- GIVEN EXERCISE
Find the lines with the string "name" and return them.
━━━━━ DATA PROVIDED ━━━━━
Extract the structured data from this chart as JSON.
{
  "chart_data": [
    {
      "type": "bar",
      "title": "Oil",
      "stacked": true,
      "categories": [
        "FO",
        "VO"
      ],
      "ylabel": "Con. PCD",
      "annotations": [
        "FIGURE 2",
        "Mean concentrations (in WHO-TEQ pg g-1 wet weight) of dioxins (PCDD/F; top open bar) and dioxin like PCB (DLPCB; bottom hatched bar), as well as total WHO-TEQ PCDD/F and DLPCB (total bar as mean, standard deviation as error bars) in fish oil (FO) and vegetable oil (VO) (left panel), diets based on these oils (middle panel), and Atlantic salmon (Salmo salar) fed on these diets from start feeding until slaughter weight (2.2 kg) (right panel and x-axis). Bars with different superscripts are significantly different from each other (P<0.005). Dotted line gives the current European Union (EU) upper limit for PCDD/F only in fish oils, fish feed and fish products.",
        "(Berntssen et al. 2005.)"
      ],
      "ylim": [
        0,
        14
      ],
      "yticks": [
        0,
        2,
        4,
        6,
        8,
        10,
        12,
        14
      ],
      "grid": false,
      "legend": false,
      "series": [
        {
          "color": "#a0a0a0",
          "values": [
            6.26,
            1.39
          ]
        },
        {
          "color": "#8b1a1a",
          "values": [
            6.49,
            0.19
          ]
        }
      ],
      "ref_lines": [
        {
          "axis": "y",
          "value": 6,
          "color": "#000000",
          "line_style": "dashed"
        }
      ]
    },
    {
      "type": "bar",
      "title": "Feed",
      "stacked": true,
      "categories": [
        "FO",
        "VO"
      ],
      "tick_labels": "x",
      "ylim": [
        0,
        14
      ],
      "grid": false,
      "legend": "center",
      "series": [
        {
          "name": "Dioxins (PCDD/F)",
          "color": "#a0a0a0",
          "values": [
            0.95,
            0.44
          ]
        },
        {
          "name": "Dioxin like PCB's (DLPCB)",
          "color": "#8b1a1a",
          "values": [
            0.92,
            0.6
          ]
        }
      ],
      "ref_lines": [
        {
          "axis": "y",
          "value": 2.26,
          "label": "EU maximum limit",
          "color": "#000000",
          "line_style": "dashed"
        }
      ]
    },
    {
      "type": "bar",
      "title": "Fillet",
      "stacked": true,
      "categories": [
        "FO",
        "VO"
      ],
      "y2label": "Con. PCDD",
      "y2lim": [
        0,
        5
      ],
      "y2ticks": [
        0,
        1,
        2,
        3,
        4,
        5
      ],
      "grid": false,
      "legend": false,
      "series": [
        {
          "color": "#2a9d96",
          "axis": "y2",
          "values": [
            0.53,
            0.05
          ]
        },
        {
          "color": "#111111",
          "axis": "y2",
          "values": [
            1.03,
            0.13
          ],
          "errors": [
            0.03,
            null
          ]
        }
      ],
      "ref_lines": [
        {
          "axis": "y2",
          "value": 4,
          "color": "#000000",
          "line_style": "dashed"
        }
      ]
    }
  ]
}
━━━━━
- OUTPUT FOR THIS EXERCISE
          "name": "Dioxins (PCDD/F)",
          "name": "Dioxin like PCB's (DLPCB)",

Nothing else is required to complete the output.